What is required: Across the data below, how many lines hold "this"? Answer with that number and nothing else.

(A run of records)
★ ★ ★ ★ ★
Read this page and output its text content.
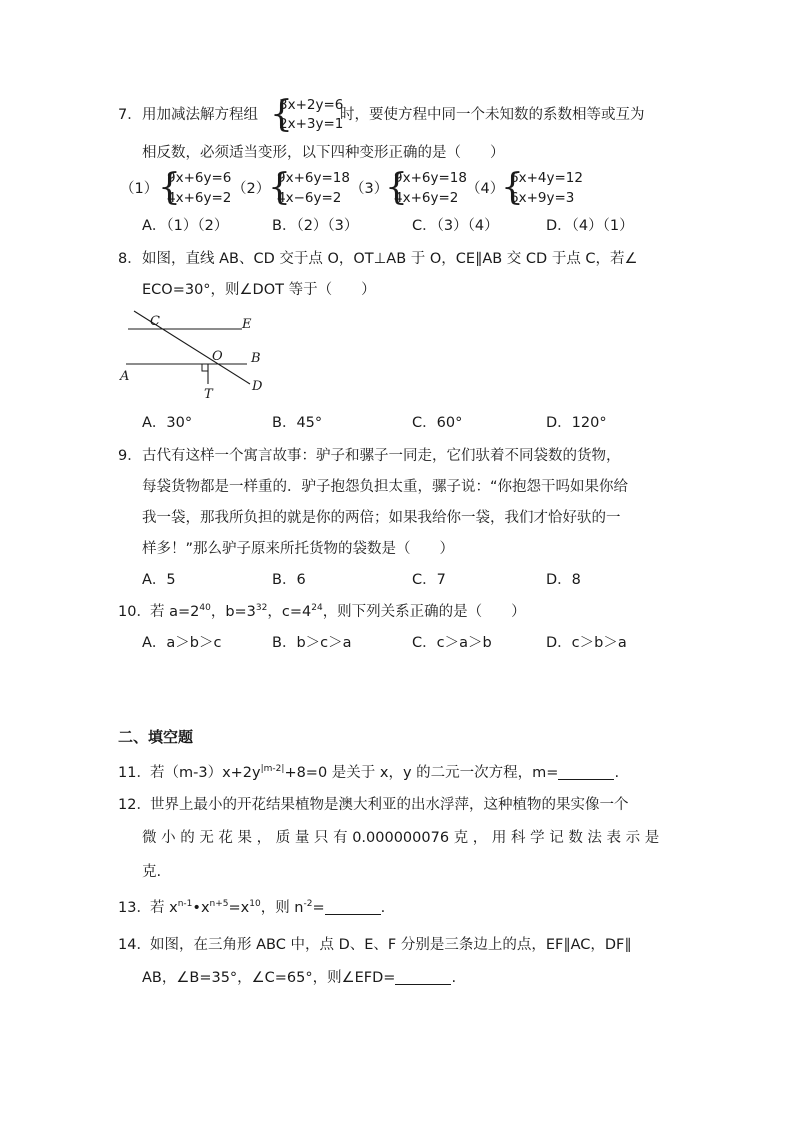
7． 用加减法解方程组 {
3x+2y=6
2x+3y=1
时，要使方程中同一个未知数的系数相等或互为
相反数，必须适当变形，以下四种变形正确的是（　　）
（1） {
9x+6y=6
4x+6y=2
（2）
{
9x+6y=18
4x−6y=2
（3）
{
9x+6y=18
4x+6y=2
（4）
{
6x+4y=12
6x+9y=3
A．（1）（2）	B．（2）（3）	C．（3）（4）	D．（4）（1）
8． 如图，直线 AB、CD 交于点 O，OT⊥AB 于 O，CE∥AB 交 CD 于点 C，若∠
ECO=30°，则∠DOT 等于（　　）
C	E
O B
A
T
D
A．30°	B．45°	C．60°	D．120°
9． 古代有这样一个寓言故事：驴子和骡子一同走，它们驮着不同袋数的货物，
每袋货物都是一样重的．驴子抱怨负担太重，骡子说：“你抱怨干吗如果你给
我一袋，那我所负担的就是你的两倍；如果我给你一袋，我们才恰好驮的一
样多！”那么驴子原来所托货物的袋数是（　　）
A．5	B．6	C．7	D．8
10． 若 $a=2^{40}$，$b=3^{32}$，$c=4^{24}$，则下列关系正确的是（　　）
A．a＞b＞c	B．b＞c＞a	C．c＞a＞b	D．c＞b＞a
二、填空题
11． 若$(m-3)x+2y^{|m-2|}+8=0$ 是关于 x，y 的二元一次方程，m=	.
12． 世界上最小的开花结果植物是澳大利亚的出水浮萍，这种植物的果实像一个
微 小 的 无 花 果 ， 质 量 只 有 0.000000076 克 ， 用 科 学 记 数 法 表 示 是
克.
13． 若 $x^{n-1}•x^{n+5}=x^{10}$，则 $n^{-2}=$	.
14． 如图，在三角形 ABC 中，点 D、E、F 分别是三条边上的点，EF∥AC，DF∥
AB，∠B=35°，∠C=65°，则∠EFD=	.
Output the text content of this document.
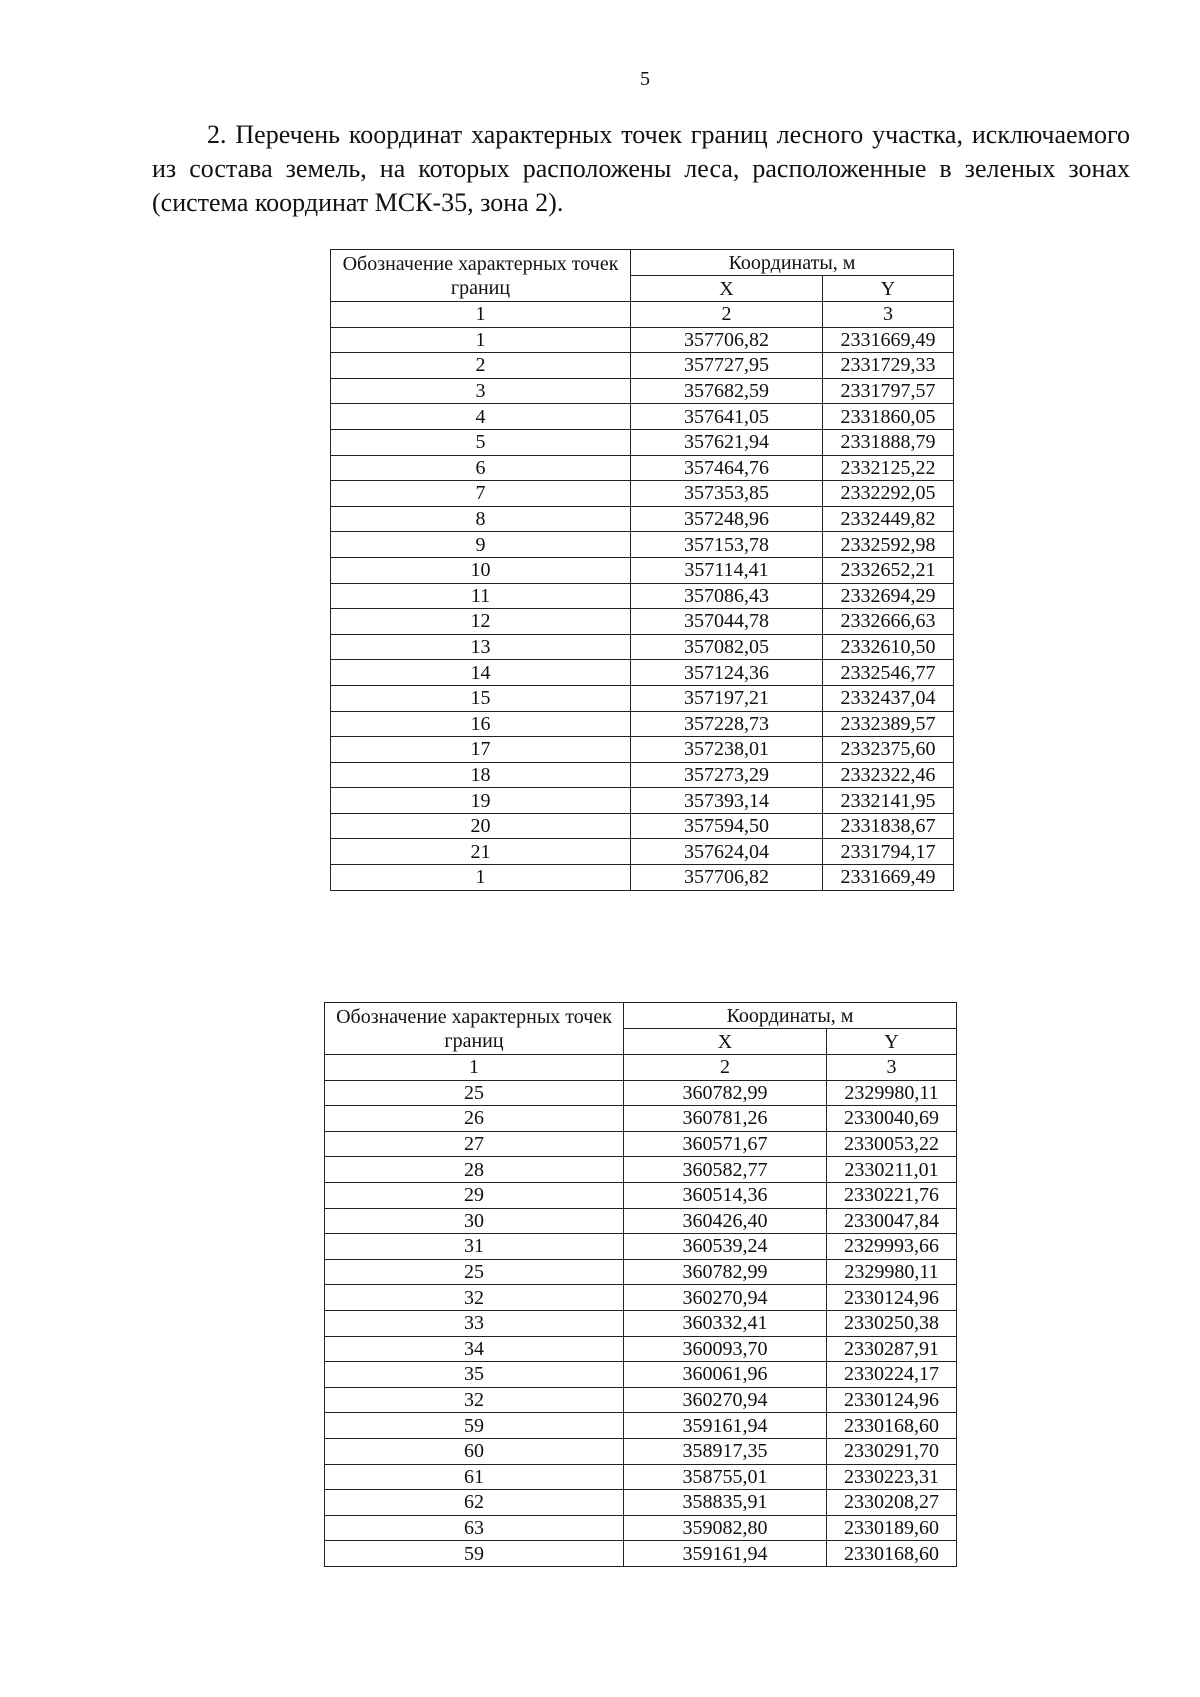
5

2. Перечень координат характерных точек границ лесного участка, исключаемого из состава земель, на которых расположены леса, расположенные в зеленых зонах (система координат МСК-35, зона 2).

Обозначение характерных точек границ	Координаты, м	
	X	Y
1	2	3
1	357706,82	2331669,49
2	357727,95	2331729,33
3	357682,59	2331797,57
4	357641,05	2331860,05
5	357621,94	2331888,79
6	357464,76	2332125,22
7	357353,85	2332292,05
8	357248,96	2332449,82
9	357153,78	2332592,98
10	357114,41	2332652,21
11	357086,43	2332694,29
12	357044,78	2332666,63
13	357082,05	2332610,50
14	357124,36	2332546,77
15	357197,21	2332437,04
16	357228,73	2332389,57
17	357238,01	2332375,60
18	357273,29	2332322,46
19	357393,14	2332141,95
20	357594,50	2331838,67
21	357624,04	2331794,17
1	357706,82	2331669,49
Обозначение характерных точек границ	Координаты, м	
	X	Y
1	2	3
25	360782,99	2329980,11
26	360781,26	2330040,69
27	360571,67	2330053,22
28	360582,77	2330211,01
29	360514,36	2330221,76
30	360426,40	2330047,84
31	360539,24	2329993,66
25	360782,99	2329980,11
32	360270,94	2330124,96
33	360332,41	2330250,38
34	360093,70	2330287,91
35	360061,96	2330224,17
32	360270,94	2330124,96
59	359161,94	2330168,60
60	358917,35	2330291,70
61	358755,01	2330223,31
62	358835,91	2330208,27
63	359082,80	2330189,60
59	359161,94	2330168,60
★ ★ ★ ★ ★
Exercise output: 2